• STATED GOAL:
Each line that holds the word "النبی" counts once. Give the total number of such lines and nothing else.

(Dataset records)
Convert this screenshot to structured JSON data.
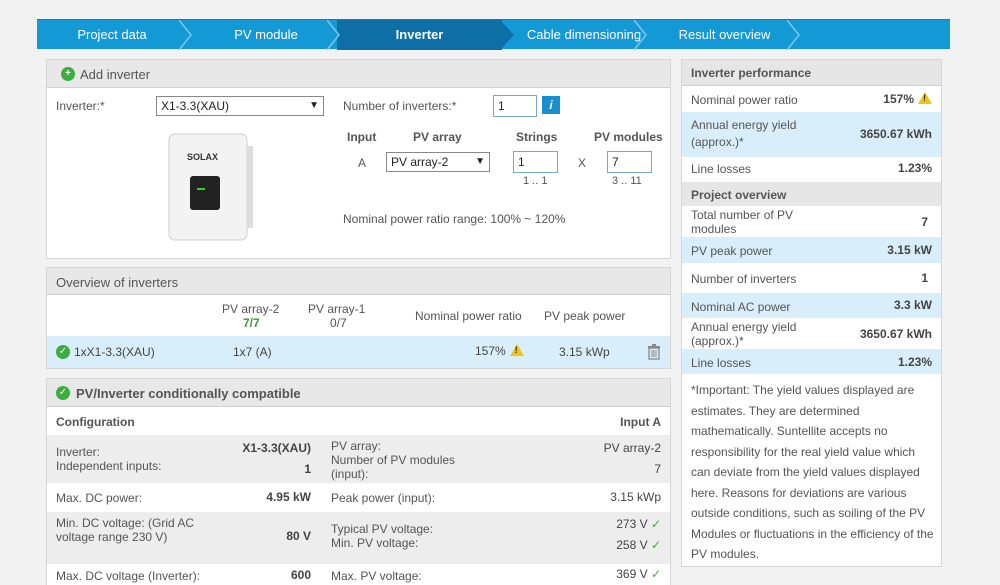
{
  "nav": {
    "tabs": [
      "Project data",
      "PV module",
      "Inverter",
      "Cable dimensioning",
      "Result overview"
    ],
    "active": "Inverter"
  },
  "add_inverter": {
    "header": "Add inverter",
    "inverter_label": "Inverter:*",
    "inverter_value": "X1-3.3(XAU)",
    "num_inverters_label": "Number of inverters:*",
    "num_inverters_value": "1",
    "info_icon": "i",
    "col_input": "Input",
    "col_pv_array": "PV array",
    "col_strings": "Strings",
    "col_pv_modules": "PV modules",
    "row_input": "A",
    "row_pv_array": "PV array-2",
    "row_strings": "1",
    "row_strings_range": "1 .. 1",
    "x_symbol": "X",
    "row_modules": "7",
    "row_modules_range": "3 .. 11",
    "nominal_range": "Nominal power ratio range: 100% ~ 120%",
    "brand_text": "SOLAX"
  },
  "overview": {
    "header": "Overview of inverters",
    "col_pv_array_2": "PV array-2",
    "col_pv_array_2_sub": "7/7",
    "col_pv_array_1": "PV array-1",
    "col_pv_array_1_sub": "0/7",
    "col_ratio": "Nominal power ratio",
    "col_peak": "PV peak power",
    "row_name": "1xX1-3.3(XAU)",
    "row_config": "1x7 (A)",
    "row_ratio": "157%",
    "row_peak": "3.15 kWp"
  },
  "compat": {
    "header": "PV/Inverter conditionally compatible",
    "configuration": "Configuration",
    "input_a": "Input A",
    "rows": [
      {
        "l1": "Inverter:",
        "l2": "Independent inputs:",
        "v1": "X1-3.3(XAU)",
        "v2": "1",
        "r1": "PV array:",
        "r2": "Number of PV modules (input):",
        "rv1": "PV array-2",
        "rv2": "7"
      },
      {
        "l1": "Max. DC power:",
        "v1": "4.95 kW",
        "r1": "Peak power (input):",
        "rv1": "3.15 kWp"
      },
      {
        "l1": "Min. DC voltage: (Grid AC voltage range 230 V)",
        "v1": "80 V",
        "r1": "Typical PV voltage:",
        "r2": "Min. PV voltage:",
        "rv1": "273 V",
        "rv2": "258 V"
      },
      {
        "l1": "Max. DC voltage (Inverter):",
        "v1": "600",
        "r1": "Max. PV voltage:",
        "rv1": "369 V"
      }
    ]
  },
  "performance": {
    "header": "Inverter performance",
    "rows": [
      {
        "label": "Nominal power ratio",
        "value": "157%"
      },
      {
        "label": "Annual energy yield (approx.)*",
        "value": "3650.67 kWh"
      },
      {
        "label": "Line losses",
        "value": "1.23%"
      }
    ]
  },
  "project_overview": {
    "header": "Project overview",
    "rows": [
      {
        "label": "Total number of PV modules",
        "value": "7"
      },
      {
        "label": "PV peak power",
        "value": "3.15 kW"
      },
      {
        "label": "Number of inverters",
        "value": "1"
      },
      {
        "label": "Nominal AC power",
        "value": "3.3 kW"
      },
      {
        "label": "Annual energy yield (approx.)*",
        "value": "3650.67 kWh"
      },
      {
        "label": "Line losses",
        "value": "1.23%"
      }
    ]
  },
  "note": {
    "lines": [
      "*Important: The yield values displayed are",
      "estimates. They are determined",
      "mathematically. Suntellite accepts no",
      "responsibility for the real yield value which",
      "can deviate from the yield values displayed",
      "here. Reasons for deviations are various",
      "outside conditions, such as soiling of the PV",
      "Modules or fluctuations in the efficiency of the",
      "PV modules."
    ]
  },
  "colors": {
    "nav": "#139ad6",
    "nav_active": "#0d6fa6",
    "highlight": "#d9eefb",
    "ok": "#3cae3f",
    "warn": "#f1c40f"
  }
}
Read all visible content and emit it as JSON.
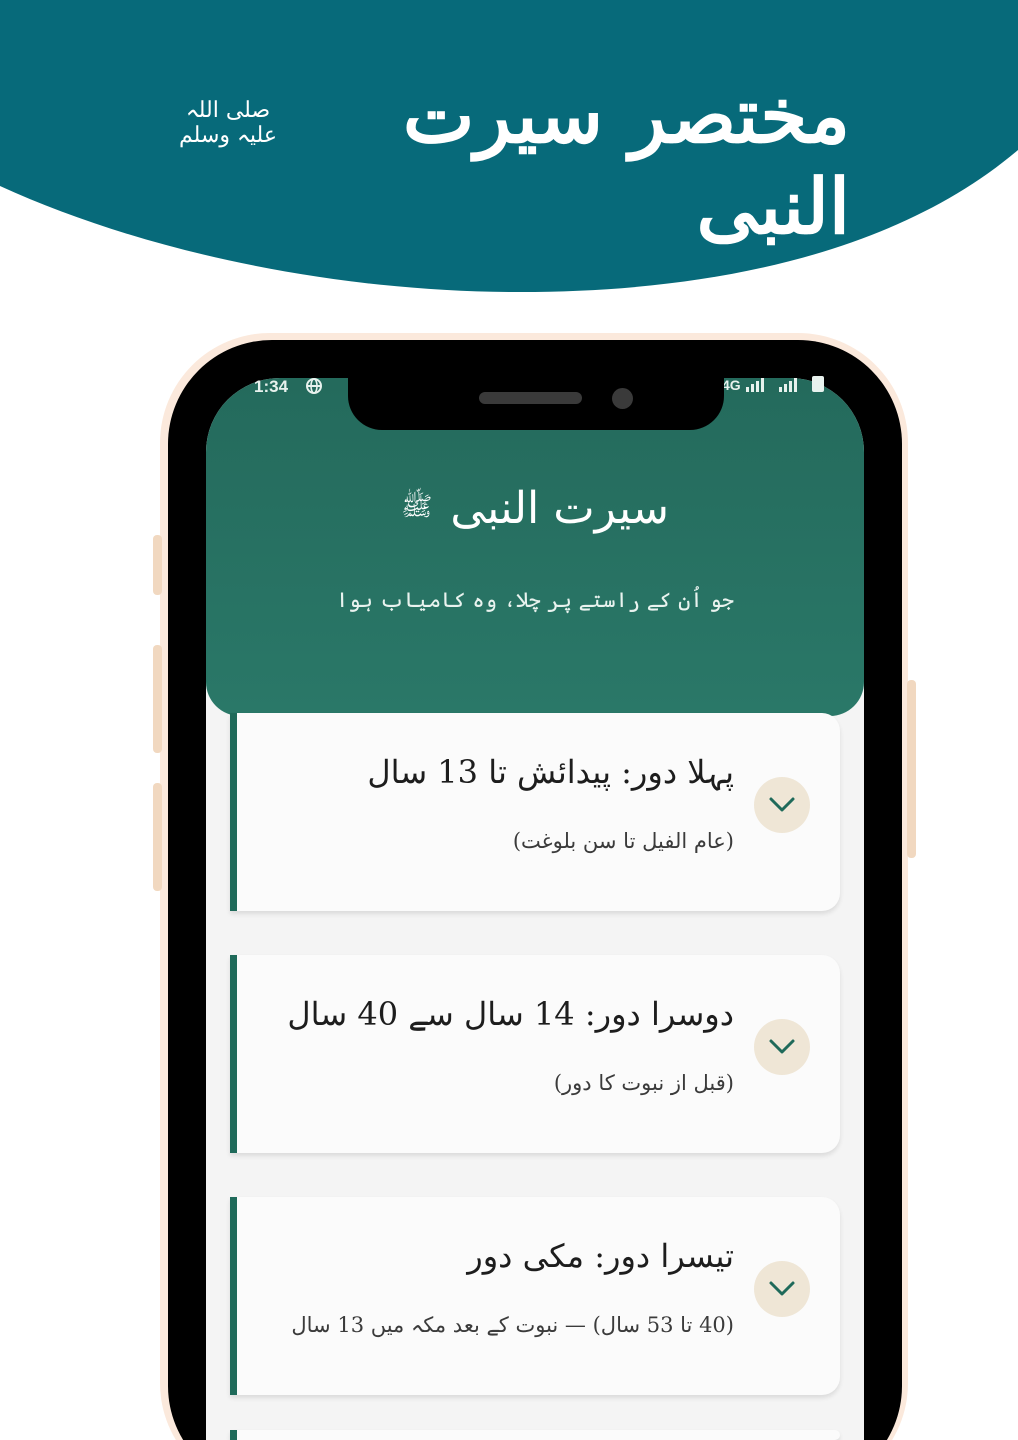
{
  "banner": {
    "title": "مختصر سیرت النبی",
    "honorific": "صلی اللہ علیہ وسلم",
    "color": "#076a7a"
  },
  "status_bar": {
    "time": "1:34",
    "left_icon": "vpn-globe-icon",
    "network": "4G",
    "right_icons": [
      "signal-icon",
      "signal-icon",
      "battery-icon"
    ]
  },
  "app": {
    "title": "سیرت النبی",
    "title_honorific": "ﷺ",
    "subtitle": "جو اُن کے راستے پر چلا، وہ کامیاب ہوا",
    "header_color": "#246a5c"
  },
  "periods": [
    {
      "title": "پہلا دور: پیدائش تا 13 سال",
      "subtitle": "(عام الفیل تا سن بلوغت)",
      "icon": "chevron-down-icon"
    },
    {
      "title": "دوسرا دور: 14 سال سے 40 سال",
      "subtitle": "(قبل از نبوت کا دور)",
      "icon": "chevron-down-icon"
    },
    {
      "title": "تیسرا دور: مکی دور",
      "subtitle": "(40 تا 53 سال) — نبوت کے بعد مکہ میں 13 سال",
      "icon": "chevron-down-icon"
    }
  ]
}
---
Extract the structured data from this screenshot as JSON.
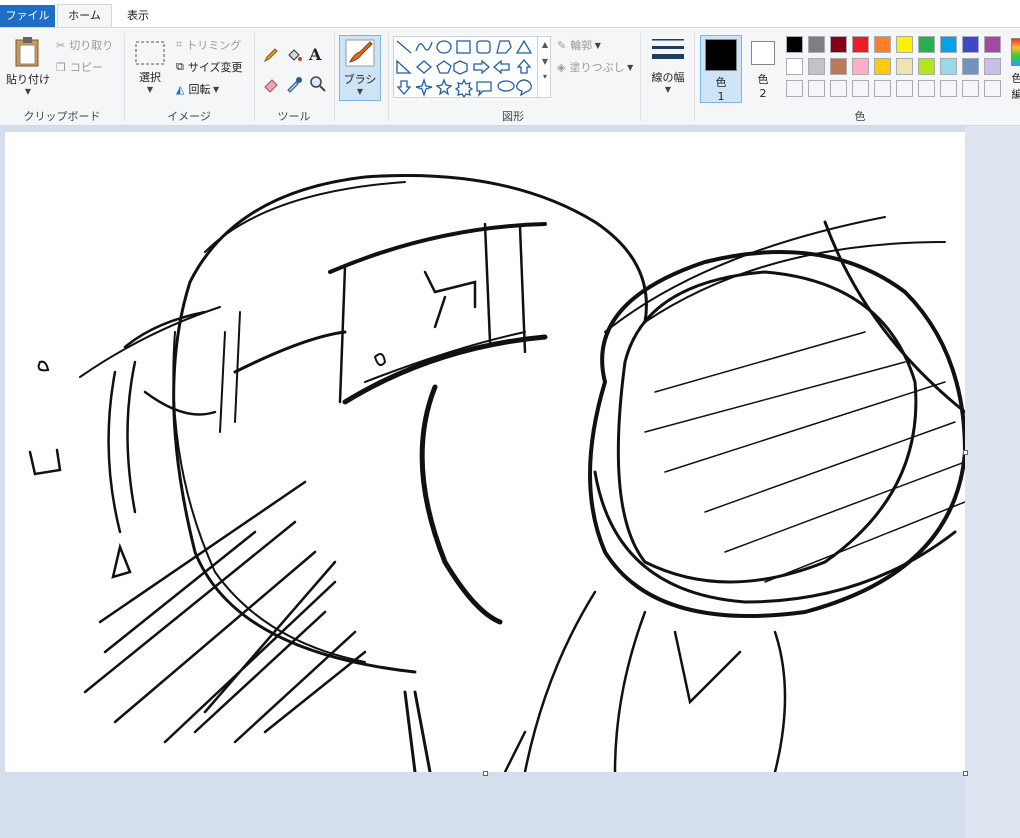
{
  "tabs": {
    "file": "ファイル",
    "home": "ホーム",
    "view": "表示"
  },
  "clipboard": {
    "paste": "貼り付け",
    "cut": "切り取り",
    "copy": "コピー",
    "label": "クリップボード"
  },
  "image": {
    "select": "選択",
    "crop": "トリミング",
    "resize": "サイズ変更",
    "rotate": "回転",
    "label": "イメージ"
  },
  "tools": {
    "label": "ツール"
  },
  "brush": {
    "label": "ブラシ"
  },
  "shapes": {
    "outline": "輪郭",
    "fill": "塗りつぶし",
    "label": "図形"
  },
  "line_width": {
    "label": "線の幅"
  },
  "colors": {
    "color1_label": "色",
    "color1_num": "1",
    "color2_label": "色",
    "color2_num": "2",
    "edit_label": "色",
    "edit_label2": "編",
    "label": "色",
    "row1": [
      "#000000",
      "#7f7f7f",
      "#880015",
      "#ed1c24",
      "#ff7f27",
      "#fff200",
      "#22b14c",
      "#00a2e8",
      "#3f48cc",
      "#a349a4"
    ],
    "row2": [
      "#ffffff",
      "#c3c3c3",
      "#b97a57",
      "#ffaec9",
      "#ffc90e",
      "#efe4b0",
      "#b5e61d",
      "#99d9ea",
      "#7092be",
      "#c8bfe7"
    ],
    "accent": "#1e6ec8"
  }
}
==
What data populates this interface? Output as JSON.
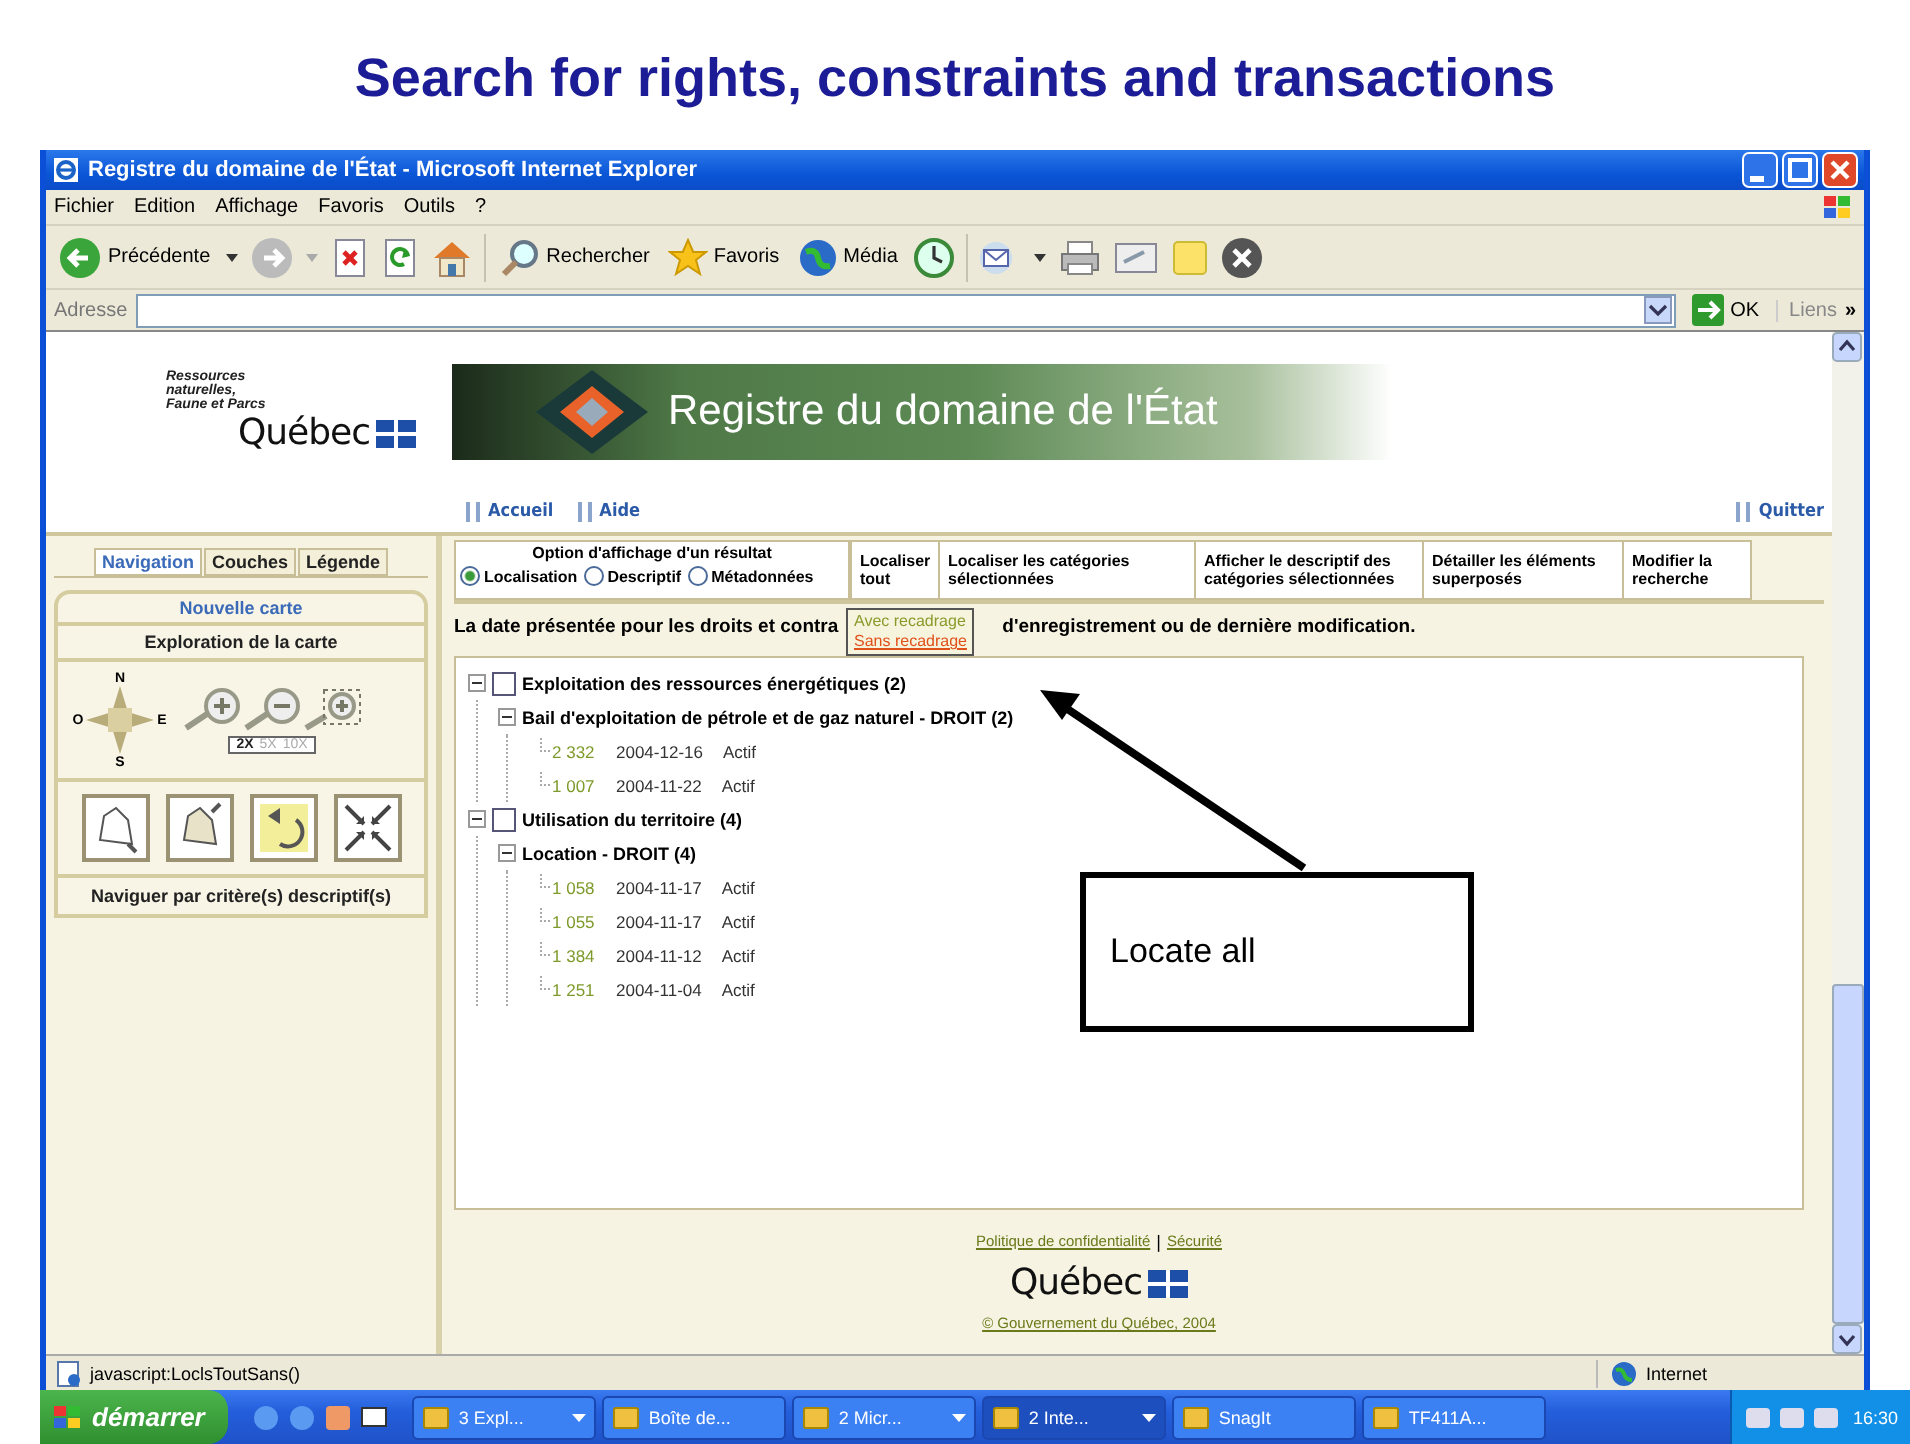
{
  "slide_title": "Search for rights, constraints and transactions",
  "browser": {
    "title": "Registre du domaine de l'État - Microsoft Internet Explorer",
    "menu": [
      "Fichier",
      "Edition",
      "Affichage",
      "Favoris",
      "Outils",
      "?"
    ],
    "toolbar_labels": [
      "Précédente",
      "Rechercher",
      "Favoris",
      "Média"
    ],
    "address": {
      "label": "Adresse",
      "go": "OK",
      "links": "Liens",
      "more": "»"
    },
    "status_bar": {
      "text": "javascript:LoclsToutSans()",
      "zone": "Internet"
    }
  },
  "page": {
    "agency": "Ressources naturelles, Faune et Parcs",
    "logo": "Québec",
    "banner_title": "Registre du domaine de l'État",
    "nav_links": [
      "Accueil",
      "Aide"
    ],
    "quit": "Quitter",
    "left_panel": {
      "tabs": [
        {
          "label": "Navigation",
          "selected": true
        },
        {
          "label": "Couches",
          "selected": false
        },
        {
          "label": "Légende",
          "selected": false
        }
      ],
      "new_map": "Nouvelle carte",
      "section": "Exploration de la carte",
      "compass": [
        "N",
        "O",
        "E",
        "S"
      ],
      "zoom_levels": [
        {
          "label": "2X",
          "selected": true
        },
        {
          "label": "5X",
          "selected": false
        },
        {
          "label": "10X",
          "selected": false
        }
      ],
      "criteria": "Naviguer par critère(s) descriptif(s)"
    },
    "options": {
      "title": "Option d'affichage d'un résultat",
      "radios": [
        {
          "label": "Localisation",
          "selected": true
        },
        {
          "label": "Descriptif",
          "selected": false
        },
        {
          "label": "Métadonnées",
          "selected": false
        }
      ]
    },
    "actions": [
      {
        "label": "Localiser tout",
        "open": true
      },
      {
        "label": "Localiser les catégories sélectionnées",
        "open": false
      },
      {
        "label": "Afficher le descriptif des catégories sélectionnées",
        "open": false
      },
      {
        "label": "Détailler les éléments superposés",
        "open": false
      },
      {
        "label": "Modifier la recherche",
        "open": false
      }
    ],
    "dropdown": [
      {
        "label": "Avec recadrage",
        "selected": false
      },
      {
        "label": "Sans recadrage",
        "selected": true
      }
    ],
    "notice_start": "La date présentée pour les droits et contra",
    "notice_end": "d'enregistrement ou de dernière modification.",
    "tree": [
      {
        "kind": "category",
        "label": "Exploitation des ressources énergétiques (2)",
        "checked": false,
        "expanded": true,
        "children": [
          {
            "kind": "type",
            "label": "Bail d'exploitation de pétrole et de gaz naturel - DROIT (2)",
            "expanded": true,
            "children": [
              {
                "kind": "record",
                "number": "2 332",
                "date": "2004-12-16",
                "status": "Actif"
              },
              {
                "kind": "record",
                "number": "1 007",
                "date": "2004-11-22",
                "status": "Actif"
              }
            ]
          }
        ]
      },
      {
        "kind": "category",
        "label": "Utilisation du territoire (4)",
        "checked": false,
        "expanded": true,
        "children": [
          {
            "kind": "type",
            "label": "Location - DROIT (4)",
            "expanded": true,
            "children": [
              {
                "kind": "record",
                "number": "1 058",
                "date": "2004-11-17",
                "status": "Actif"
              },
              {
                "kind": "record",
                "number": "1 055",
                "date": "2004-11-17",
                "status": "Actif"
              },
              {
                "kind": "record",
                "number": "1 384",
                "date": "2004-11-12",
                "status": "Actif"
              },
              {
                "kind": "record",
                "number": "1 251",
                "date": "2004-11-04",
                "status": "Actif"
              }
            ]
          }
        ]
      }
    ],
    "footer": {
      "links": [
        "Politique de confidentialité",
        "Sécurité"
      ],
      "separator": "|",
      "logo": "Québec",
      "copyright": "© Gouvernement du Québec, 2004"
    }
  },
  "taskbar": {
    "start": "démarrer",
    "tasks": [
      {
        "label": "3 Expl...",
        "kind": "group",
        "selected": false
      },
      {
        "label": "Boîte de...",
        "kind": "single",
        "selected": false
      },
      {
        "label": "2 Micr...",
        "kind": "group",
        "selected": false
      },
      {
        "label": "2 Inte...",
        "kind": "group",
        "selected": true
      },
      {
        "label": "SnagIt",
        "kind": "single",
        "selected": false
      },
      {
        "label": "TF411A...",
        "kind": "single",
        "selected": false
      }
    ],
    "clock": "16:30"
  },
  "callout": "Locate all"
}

• WRITTEN REPLY:
2